*Work instructions*.
Please write out the material below exactly as given.

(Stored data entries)
....
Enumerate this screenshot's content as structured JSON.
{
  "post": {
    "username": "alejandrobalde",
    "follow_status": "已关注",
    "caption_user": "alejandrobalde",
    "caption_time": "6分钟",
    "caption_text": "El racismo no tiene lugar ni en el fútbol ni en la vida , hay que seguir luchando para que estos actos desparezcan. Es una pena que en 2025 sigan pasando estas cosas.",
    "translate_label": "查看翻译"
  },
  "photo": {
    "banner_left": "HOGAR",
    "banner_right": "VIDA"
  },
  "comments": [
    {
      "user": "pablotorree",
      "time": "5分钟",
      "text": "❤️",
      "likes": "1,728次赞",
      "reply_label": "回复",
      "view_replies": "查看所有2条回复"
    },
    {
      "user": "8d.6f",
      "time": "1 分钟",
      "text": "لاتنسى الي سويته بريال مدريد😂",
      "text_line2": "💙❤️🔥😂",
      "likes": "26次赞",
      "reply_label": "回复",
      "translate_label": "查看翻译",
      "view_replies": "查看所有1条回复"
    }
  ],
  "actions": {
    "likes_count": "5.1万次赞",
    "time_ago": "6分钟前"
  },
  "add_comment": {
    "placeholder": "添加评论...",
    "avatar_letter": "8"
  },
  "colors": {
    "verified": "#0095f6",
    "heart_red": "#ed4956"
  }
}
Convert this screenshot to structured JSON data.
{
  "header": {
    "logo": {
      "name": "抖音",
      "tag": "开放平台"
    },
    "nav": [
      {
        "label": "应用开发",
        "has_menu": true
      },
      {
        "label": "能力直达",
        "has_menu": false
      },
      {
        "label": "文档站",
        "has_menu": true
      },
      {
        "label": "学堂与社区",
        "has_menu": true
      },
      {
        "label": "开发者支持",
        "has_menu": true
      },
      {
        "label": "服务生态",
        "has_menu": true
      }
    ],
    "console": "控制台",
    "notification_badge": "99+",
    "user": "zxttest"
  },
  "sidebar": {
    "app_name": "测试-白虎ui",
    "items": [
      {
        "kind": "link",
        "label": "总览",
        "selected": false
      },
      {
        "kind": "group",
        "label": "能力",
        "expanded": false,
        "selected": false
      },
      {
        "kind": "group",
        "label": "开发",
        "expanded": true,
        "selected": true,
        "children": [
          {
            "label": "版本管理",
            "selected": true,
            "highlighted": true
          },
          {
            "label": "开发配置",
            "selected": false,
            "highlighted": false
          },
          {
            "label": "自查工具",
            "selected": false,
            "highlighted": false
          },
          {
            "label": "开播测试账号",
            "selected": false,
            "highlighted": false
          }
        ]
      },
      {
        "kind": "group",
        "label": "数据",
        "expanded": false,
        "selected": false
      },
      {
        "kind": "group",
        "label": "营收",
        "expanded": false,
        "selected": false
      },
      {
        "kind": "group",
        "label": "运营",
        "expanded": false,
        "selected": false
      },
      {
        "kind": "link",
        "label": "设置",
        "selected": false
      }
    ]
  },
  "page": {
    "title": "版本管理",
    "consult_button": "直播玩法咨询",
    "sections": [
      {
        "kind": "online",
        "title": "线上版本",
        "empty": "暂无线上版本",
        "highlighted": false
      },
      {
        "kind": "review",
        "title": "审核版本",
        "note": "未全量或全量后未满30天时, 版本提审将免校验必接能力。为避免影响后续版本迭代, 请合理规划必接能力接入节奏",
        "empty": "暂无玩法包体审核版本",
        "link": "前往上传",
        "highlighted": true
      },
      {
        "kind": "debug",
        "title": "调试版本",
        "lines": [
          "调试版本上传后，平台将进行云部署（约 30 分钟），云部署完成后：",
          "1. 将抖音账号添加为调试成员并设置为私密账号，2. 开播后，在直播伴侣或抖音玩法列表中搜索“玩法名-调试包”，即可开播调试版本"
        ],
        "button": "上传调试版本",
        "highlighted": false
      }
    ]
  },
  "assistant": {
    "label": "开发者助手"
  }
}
....
*Task output*.
Enumerate this screenshot's content as structured JSON.
{
  "post": {
    "username": "alejandrobalde",
    "follow_status": "已关注",
    "caption_user": "alejandrobalde",
    "caption_time": "6分钟",
    "caption_text": "El racismo no tiene lugar ni en el fútbol ni en la vida , hay que seguir luchando para que estos actos desparezcan. Es una pena que en 2025 sigan pasando estas cosas.",
    "translate_label": "查看翻译"
  },
  "photo": {
    "banner_left": "HOGAR",
    "banner_right": "VIDA"
  },
  "comments": [
    {
      "user": "pablotorree",
      "time": "5分钟",
      "text": "❤️",
      "likes": "1,728次赞",
      "reply_label": "回复",
      "view_replies": "查看所有2条回复"
    },
    {
      "user": "8d.6f",
      "time": "1 分钟",
      "text": "لاتنسى الي سويته بريال مدريد😂",
      "text_line2": "💙❤️🔥😂",
      "likes": "26次赞",
      "reply_label": "回复",
      "translate_label": "查看翻译",
      "view_replies": "查看所有1条回复"
    }
  ],
  "actions": {
    "likes_count": "5.1万次赞",
    "time_ago": "6分钟前"
  },
  "add_comment": {
    "placeholder": "添加评论...",
    "avatar_letter": "8"
  },
  "colors": {
    "verified": "#0095f6",
    "heart_red": "#ed4956"
  }
}
Convert this screenshot to structured JSON data.
{
  "header": {
    "logo": {
      "name": "抖音",
      "tag": "开放平台"
    },
    "nav": [
      {
        "label": "应用开发",
        "has_menu": true
      },
      {
        "label": "能力直达",
        "has_menu": false
      },
      {
        "label": "文档站",
        "has_menu": true
      },
      {
        "label": "学堂与社区",
        "has_menu": true
      },
      {
        "label": "开发者支持",
        "has_menu": true
      },
      {
        "label": "服务生态",
        "has_menu": true
      }
    ],
    "console": "控制台",
    "notification_badge": "99+",
    "user": "zxttest"
  },
  "sidebar": {
    "app_name": "测试-白虎ui",
    "items": [
      {
        "kind": "link",
        "label": "总览",
        "selected": false
      },
      {
        "kind": "group",
        "label": "能力",
        "expanded": false,
        "selected": false
      },
      {
        "kind": "group",
        "label": "开发",
        "expanded": true,
        "selected": true,
        "children": [
          {
            "label": "版本管理",
            "selected": true,
            "highlighted": true
          },
          {
            "label": "开发配置",
            "selected": false,
            "highlighted": false
          },
          {
            "label": "自查工具",
            "selected": false,
            "highlighted": false
          },
          {
            "label": "开播测试账号",
            "selected": false,
            "highlighted": false
          }
        ]
      },
      {
        "kind": "group",
        "label": "数据",
        "expanded": false,
        "selected": false
      },
      {
        "kind": "group",
        "label": "营收",
        "expanded": false,
        "selected": false
      },
      {
        "kind": "group",
        "label": "运营",
        "expanded": false,
        "selected": false
      },
      {
        "kind": "link",
        "label": "设置",
        "selected": false
      }
    ]
  },
  "page": {
    "title": "版本管理",
    "consult_button": "直播玩法咨询",
    "sections": [
      {
        "kind": "online",
        "title": "线上版本",
        "empty": "暂无线上版本",
        "highlighted": false
      },
      {
        "kind": "review",
        "title": "审核版本",
        "note": "未全量或全量后未满30天时, 版本提审将免校验必接能力。为避免影响后续版本迭代, 请合理规划必接能力接入节奏",
        "empty": "暂无玩法包体审核版本",
        "link": "前往上传",
        "highlighted": true
      },
      {
        "kind": "debug",
        "title": "调试版本",
        "lines": [
          "调试版本上传后，平台将进行云部署（约 30 分钟），云部署完成后：",
          "1. 将抖音账号添加为调试成员并设置为私密账号，2. 开播后，在直播伴侣或抖音玩法列表中搜索“玩法名-调试包”，即可开播调试版本"
        ],
        "button": "上传调试版本",
        "highlighted": false
      }
    ]
  },
  "assistant": {
    "label": "开发者助手"
  }
}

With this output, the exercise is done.